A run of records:
┄┄┄┄┄┄┄┄┄┄

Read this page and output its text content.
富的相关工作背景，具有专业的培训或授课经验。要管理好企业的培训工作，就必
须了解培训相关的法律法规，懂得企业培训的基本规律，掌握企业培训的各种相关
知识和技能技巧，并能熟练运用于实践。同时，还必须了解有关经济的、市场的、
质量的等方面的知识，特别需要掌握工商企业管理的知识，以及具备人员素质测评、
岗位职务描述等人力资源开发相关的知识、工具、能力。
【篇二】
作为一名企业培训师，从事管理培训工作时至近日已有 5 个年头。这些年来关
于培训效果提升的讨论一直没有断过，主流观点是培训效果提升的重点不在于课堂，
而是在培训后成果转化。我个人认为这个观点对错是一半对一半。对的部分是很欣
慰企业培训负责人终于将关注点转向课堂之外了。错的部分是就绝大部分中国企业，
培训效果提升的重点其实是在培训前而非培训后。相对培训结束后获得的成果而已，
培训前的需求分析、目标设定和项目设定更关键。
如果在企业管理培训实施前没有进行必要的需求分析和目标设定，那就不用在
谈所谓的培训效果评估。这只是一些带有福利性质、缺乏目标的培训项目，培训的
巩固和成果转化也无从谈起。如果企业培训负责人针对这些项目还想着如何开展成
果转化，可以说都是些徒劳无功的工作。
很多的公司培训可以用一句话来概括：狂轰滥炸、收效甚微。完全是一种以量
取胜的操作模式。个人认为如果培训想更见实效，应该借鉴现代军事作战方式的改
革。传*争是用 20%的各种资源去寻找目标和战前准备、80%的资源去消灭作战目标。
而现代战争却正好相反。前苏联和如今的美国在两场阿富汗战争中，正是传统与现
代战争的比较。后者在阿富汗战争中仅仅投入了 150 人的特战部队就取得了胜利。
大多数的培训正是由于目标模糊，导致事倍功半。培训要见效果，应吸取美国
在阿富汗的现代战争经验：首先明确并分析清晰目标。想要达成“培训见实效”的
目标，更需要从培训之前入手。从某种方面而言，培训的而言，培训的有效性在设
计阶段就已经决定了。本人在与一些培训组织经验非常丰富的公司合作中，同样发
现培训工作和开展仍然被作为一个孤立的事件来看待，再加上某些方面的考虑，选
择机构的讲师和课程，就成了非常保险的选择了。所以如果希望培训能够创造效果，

┄┄┄┄┄┄┄┄┄┄

Return every record above exactly as it appears.

Read this page and output its text content.
富的相关工作背景，具有专业的培训或授课经验。要管理好企业的培训工作，就必
须了解培训相关的法律法规，懂得企业培训的基本规律，掌握企业培训的各种相关
知识和技能技巧，并能熟练运用于实践。同时，还必须了解有关经济的、市场的、
质量的等方面的知识，特别需要掌握工商企业管理的知识，以及具备人员素质测评、
岗位职务描述等人力资源开发相关的知识、工具、能力。
【篇二】
作为一名企业培训师，从事管理培训工作时至近日已有 5 个年头。这些年来关
于培训效果提升的讨论一直没有断过，主流观点是培训效果提升的重点不在于课堂，
而是在培训后成果转化。我个人认为这个观点对错是一半对一半。对的部分是很欣
慰企业培训负责人终于将关注点转向课堂之外了。错的部分是就绝大部分中国企业，
培训效果提升的重点其实是在培训前而非培训后。相对培训结束后获得的成果而已，
培训前的需求分析、目标设定和项目设定更关键。
如果在企业管理培训实施前没有进行必要的需求分析和目标设定，那就不用在
谈所谓的培训效果评估。这只是一些带有福利性质、缺乏目标的培训项目，培训的
巩固和成果转化也无从谈起。如果企业培训负责人针对这些项目还想着如何开展成
果转化，可以说都是些徒劳无功的工作。
很多的公司培训可以用一句话来概括：狂轰滥炸、收效甚微。完全是一种以量
取胜的操作模式。个人认为如果培训想更见实效，应该借鉴现代军事作战方式的改
革。传*争是用 20%的各种资源去寻找目标和战前准备、80%的资源去消灭作战目标。
而现代战争却正好相反。前苏联和如今的美国在两场阿富汗战争中，正是传统与现
代战争的比较。后者在阿富汗战争中仅仅投入了 150 人的特战部队就取得了胜利。
大多数的培训正是由于目标模糊，导致事倍功半。培训要见效果，应吸取美国
在阿富汗的现代战争经验：首先明确并分析清晰目标。想要达成“培训见实效”的
目标，更需要从培训之前入手。从某种方面而言，培训的而言，培训的有效性在设
计阶段就已经决定了。本人在与一些培训组织经验非常丰富的公司合作中，同样发
现培训工作和开展仍然被作为一个孤立的事件来看待，再加上某些方面的考虑，选
择机构的讲师和课程，就成了非常保险的选择了。所以如果希望培训能够创造效果，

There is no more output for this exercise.